━━━━━ Material provided ━━━━━

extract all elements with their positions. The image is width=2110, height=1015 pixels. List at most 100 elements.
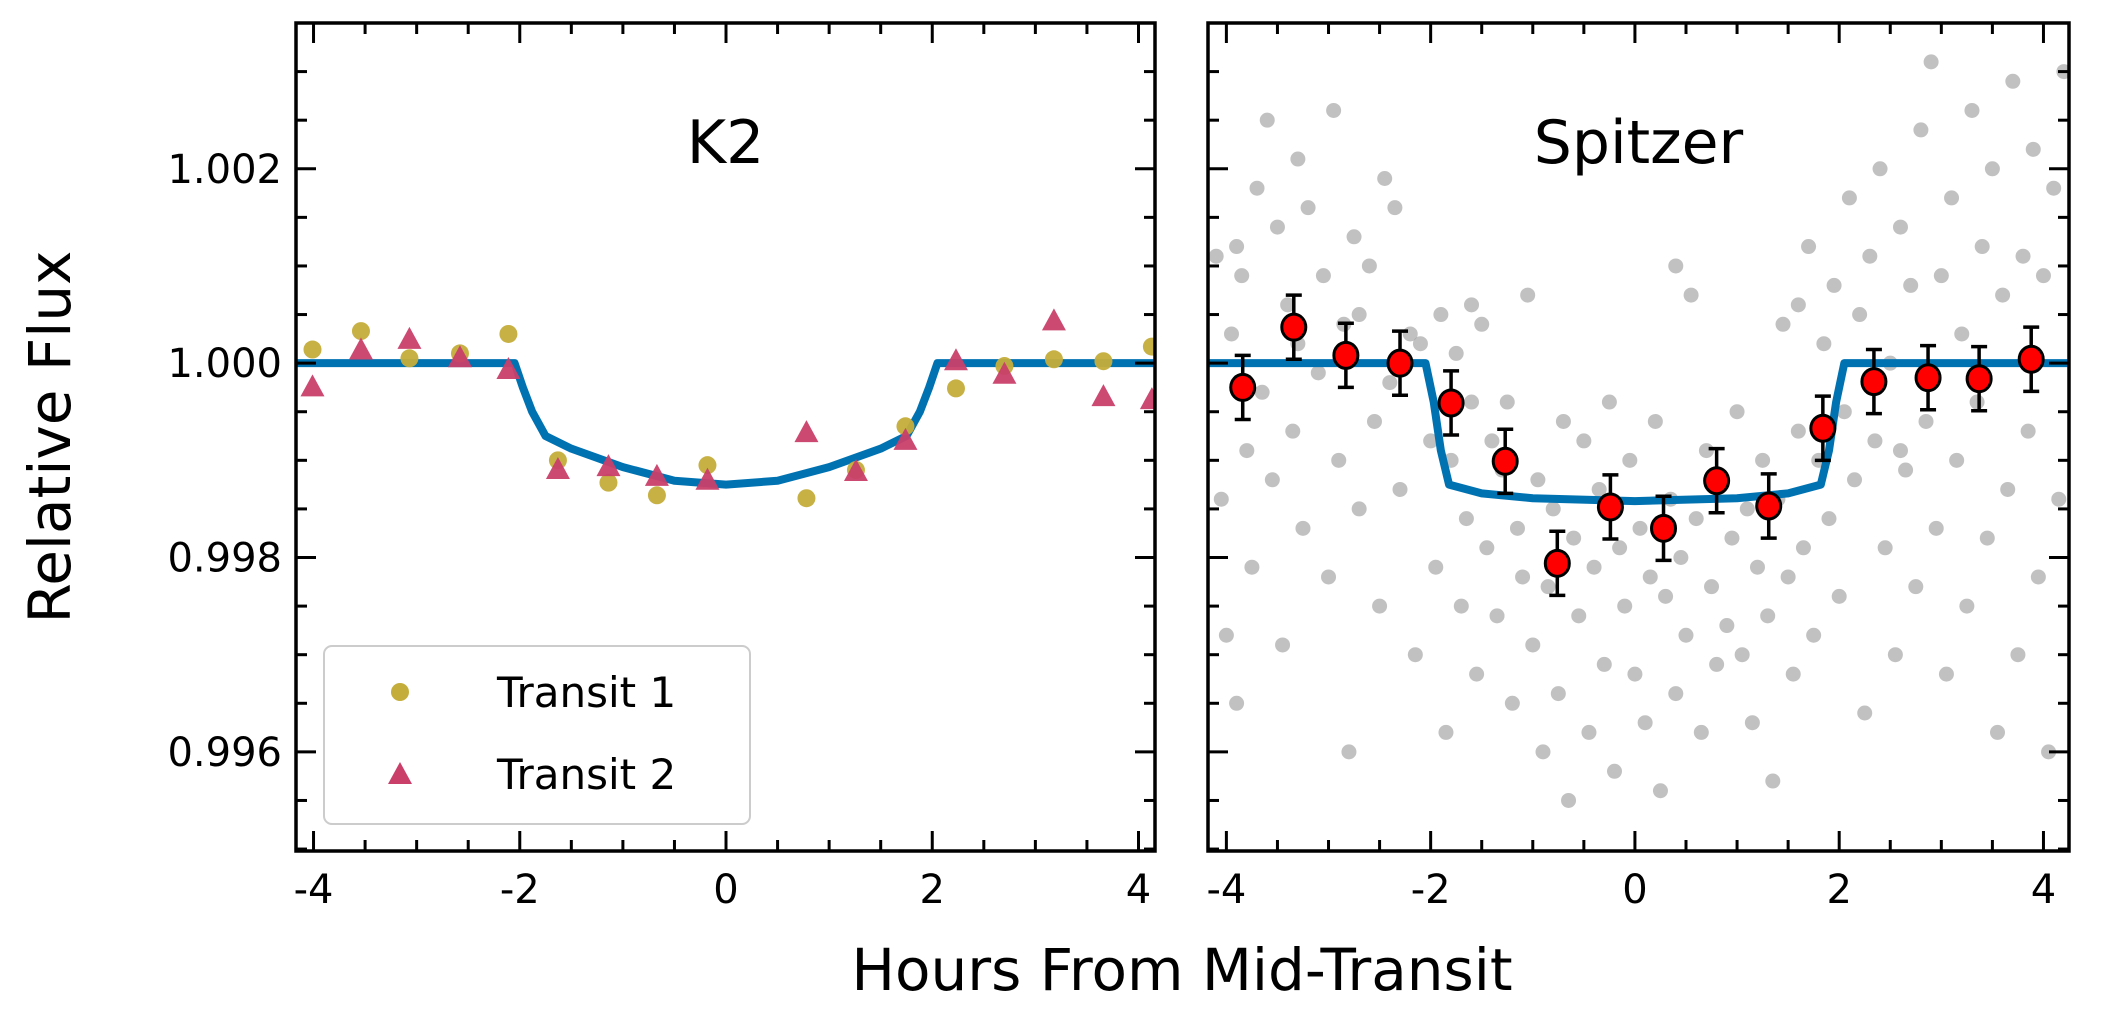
transit-1-point bbox=[946, 379, 965, 398]
unbinned-point bbox=[1259, 112, 1275, 128]
unbinned-point bbox=[1954, 326, 1970, 342]
unbinned-point bbox=[1366, 413, 1382, 429]
unbinned-point bbox=[1223, 326, 1239, 342]
unbinned-point bbox=[1964, 102, 1980, 118]
transit-1-point bbox=[1094, 352, 1113, 371]
unbinned-point bbox=[1944, 190, 1960, 206]
unbinned-point bbox=[2015, 248, 2031, 264]
transit-2-point bbox=[496, 356, 521, 379]
legend-label-transit-2: Transit 2 bbox=[496, 750, 676, 799]
unbinned-point bbox=[1229, 239, 1245, 255]
unbinned-point bbox=[2020, 423, 2036, 439]
unbinned-point bbox=[2010, 647, 2026, 663]
transit-2-point bbox=[695, 467, 720, 490]
unbinned-point bbox=[1280, 297, 1296, 313]
binned-point bbox=[1914, 363, 1942, 393]
transit-model-line bbox=[296, 359, 1155, 489]
unbinned-point bbox=[1275, 637, 1291, 653]
unbinned-point bbox=[1785, 666, 1801, 682]
panel-title: K2 bbox=[687, 108, 765, 178]
x-tick-label: 4 bbox=[2031, 867, 2056, 913]
transit-2-point bbox=[1139, 387, 1155, 410]
unbinned-point bbox=[2035, 268, 2051, 284]
unbinned-point bbox=[1693, 724, 1709, 740]
unbinned-point bbox=[1285, 423, 1301, 439]
unbinned-point bbox=[1208, 248, 1224, 264]
binned-point bbox=[1386, 348, 1414, 378]
unbinned-point bbox=[1765, 773, 1781, 789]
unbinned-point bbox=[2051, 491, 2067, 507]
unbinned-point bbox=[1627, 666, 1643, 682]
unbinned-point bbox=[1642, 569, 1658, 585]
unbinned-point bbox=[1632, 520, 1648, 536]
unbinned-point bbox=[1264, 472, 1280, 488]
unbinned-point bbox=[1637, 715, 1653, 731]
unbinned-point bbox=[1423, 433, 1439, 449]
y-tick-label: 1.000 bbox=[167, 341, 282, 387]
unbinned-point bbox=[1520, 287, 1536, 303]
unbinned-point bbox=[1433, 307, 1449, 323]
unbinned-point bbox=[1892, 443, 1908, 459]
unbinned-point bbox=[1795, 540, 1811, 556]
unbinned-point bbox=[1959, 598, 1975, 614]
unbinned-point bbox=[1213, 491, 1229, 507]
unbinned-point bbox=[1351, 501, 1367, 517]
unbinned-point bbox=[1622, 452, 1638, 468]
unbinned-point bbox=[1831, 588, 1847, 604]
unbinned-point bbox=[1341, 744, 1357, 760]
transit-2-point bbox=[397, 326, 422, 349]
transit-2-point bbox=[1041, 308, 1066, 331]
unbinned-point bbox=[1372, 598, 1388, 614]
unbinned-point bbox=[1581, 724, 1597, 740]
unbinned-point bbox=[1755, 452, 1771, 468]
unbinned-point bbox=[1744, 715, 1760, 731]
unbinned-point bbox=[1852, 307, 1868, 323]
unbinned-point bbox=[1412, 336, 1428, 352]
unbinned-point bbox=[1872, 161, 1888, 177]
unbinned-point bbox=[1724, 530, 1740, 546]
unbinned-point bbox=[2041, 744, 2057, 760]
unbinned-point bbox=[1458, 511, 1474, 527]
unbinned-point bbox=[1709, 656, 1725, 672]
unbinned-point bbox=[1576, 433, 1592, 449]
unbinned-point bbox=[1928, 520, 1944, 536]
unbinned-point bbox=[1392, 481, 1408, 497]
transit-2-point bbox=[545, 457, 570, 480]
unbinned-point bbox=[1453, 598, 1469, 614]
unbinned-point bbox=[1749, 559, 1765, 575]
unbinned-point bbox=[1734, 647, 1750, 663]
legend-box bbox=[323, 645, 751, 825]
unbinned-point bbox=[1509, 520, 1525, 536]
unbinned-point bbox=[1790, 423, 1806, 439]
unbinned-point bbox=[1555, 413, 1571, 429]
unbinned-point bbox=[1234, 268, 1250, 284]
transit-2-point bbox=[300, 374, 325, 397]
unbinned-point bbox=[1469, 666, 1485, 682]
unbinned-point bbox=[1596, 656, 1612, 672]
transit-2-point bbox=[348, 337, 373, 360]
unbinned-point bbox=[1949, 452, 1965, 468]
unbinned-point bbox=[1877, 540, 1893, 556]
unbinned-point bbox=[1315, 268, 1331, 284]
unbinned-point bbox=[1938, 666, 1954, 682]
unbinned-point bbox=[1760, 608, 1776, 624]
unbinned-point bbox=[1606, 763, 1622, 779]
transit-2-point bbox=[596, 454, 621, 477]
binned-point bbox=[1543, 548, 1571, 578]
unbinned-point bbox=[1780, 569, 1796, 585]
transit-2-point bbox=[843, 458, 868, 481]
transit-1-point bbox=[797, 489, 816, 508]
unbinned-point bbox=[1990, 724, 2006, 740]
unbinned-point bbox=[1821, 511, 1837, 527]
unbinned-point bbox=[1479, 540, 1495, 556]
unbinned-point bbox=[1867, 433, 1883, 449]
unbinned-point bbox=[1841, 190, 1857, 206]
unbinned-point bbox=[1898, 462, 1914, 478]
transit-1-point bbox=[351, 322, 370, 341]
x-axis-label: Hours From Mid-Transit bbox=[851, 936, 1512, 1004]
transit-2-point bbox=[644, 463, 669, 486]
unbinned-point bbox=[1826, 277, 1842, 293]
unbinned-point bbox=[1984, 161, 2000, 177]
unbinned-point bbox=[1836, 404, 1852, 420]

━━━━━

-- Written instruction --
Can you repeat every line of the listing above word for word, leaving out the picture?

-- Answer to the problem --
extract all elements with their positions. The image is width=2110, height=1015 pixels. List at most 100 elements.
transit-1-point bbox=[946, 379, 965, 398]
unbinned-point bbox=[1259, 112, 1275, 128]
unbinned-point bbox=[1954, 326, 1970, 342]
unbinned-point bbox=[1366, 413, 1382, 429]
unbinned-point bbox=[1223, 326, 1239, 342]
unbinned-point bbox=[1964, 102, 1980, 118]
transit-1-point bbox=[1094, 352, 1113, 371]
unbinned-point bbox=[1944, 190, 1960, 206]
unbinned-point bbox=[2015, 248, 2031, 264]
transit-2-point bbox=[496, 356, 521, 379]
legend-label-transit-2: Transit 2 bbox=[496, 750, 676, 799]
unbinned-point bbox=[1229, 239, 1245, 255]
unbinned-point bbox=[2020, 423, 2036, 439]
unbinned-point bbox=[2010, 647, 2026, 663]
transit-2-point bbox=[695, 467, 720, 490]
unbinned-point bbox=[1280, 297, 1296, 313]
binned-point bbox=[1914, 363, 1942, 393]
transit-model-line bbox=[296, 359, 1155, 489]
unbinned-point bbox=[1275, 637, 1291, 653]
unbinned-point bbox=[1785, 666, 1801, 682]
panel-title: K2 bbox=[687, 108, 765, 178]
x-tick-label: 4 bbox=[2031, 867, 2056, 913]
transit-2-point bbox=[1139, 387, 1155, 410]
unbinned-point bbox=[2035, 268, 2051, 284]
unbinned-point bbox=[1693, 724, 1709, 740]
unbinned-point bbox=[1285, 423, 1301, 439]
unbinned-point bbox=[1208, 248, 1224, 264]
binned-point bbox=[1386, 348, 1414, 378]
unbinned-point bbox=[1765, 773, 1781, 789]
unbinned-point bbox=[2051, 491, 2067, 507]
unbinned-point bbox=[1627, 666, 1643, 682]
unbinned-point bbox=[1642, 569, 1658, 585]
unbinned-point bbox=[1632, 520, 1648, 536]
unbinned-point bbox=[1264, 472, 1280, 488]
unbinned-point bbox=[1637, 715, 1653, 731]
unbinned-point bbox=[1423, 433, 1439, 449]
y-tick-label: 1.000 bbox=[167, 341, 282, 387]
unbinned-point bbox=[1520, 287, 1536, 303]
unbinned-point bbox=[1433, 307, 1449, 323]
unbinned-point bbox=[1892, 443, 1908, 459]
unbinned-point bbox=[1795, 540, 1811, 556]
unbinned-point bbox=[1959, 598, 1975, 614]
unbinned-point bbox=[1213, 491, 1229, 507]
unbinned-point bbox=[1351, 501, 1367, 517]
unbinned-point bbox=[1622, 452, 1638, 468]
unbinned-point bbox=[1831, 588, 1847, 604]
unbinned-point bbox=[1341, 744, 1357, 760]
transit-2-point bbox=[397, 326, 422, 349]
transit-2-point bbox=[1041, 308, 1066, 331]
unbinned-point bbox=[1372, 598, 1388, 614]
unbinned-point bbox=[1581, 724, 1597, 740]
unbinned-point bbox=[1755, 452, 1771, 468]
unbinned-point bbox=[1744, 715, 1760, 731]
unbinned-point bbox=[1852, 307, 1868, 323]
unbinned-point bbox=[1412, 336, 1428, 352]
unbinned-point bbox=[1872, 161, 1888, 177]
unbinned-point bbox=[1724, 530, 1740, 546]
unbinned-point bbox=[2041, 744, 2057, 760]
unbinned-point bbox=[1458, 511, 1474, 527]
unbinned-point bbox=[1709, 656, 1725, 672]
unbinned-point bbox=[1576, 433, 1592, 449]
unbinned-point bbox=[1928, 520, 1944, 536]
unbinned-point bbox=[1392, 481, 1408, 497]
transit-2-point bbox=[545, 457, 570, 480]
unbinned-point bbox=[1453, 598, 1469, 614]
unbinned-point bbox=[1749, 559, 1765, 575]
unbinned-point bbox=[1734, 647, 1750, 663]
legend-box bbox=[323, 645, 751, 825]
unbinned-point bbox=[1509, 520, 1525, 536]
unbinned-point bbox=[1790, 423, 1806, 439]
unbinned-point bbox=[1555, 413, 1571, 429]
unbinned-point bbox=[1234, 268, 1250, 284]
transit-2-point bbox=[300, 374, 325, 397]
unbinned-point bbox=[1469, 666, 1485, 682]
unbinned-point bbox=[1596, 656, 1612, 672]
transit-2-point bbox=[348, 337, 373, 360]
unbinned-point bbox=[1949, 452, 1965, 468]
unbinned-point bbox=[1877, 540, 1893, 556]
unbinned-point bbox=[1315, 268, 1331, 284]
unbinned-point bbox=[1938, 666, 1954, 682]
unbinned-point bbox=[1760, 608, 1776, 624]
unbinned-point bbox=[1606, 763, 1622, 779]
transit-2-point bbox=[596, 454, 621, 477]
binned-point bbox=[1543, 548, 1571, 578]
unbinned-point bbox=[1780, 569, 1796, 585]
transit-2-point bbox=[843, 458, 868, 481]
transit-1-point bbox=[797, 489, 816, 508]
unbinned-point bbox=[1990, 724, 2006, 740]
unbinned-point bbox=[1821, 511, 1837, 527]
unbinned-point bbox=[1479, 540, 1495, 556]
unbinned-point bbox=[1867, 433, 1883, 449]
unbinned-point bbox=[1841, 190, 1857, 206]
unbinned-point bbox=[1898, 462, 1914, 478]
transit-1-point bbox=[351, 322, 370, 341]
x-axis-label: Hours From Mid-Transit bbox=[851, 936, 1512, 1004]
transit-2-point bbox=[644, 463, 669, 486]
unbinned-point bbox=[1826, 277, 1842, 293]
unbinned-point bbox=[1984, 161, 2000, 177]
unbinned-point bbox=[1836, 404, 1852, 420]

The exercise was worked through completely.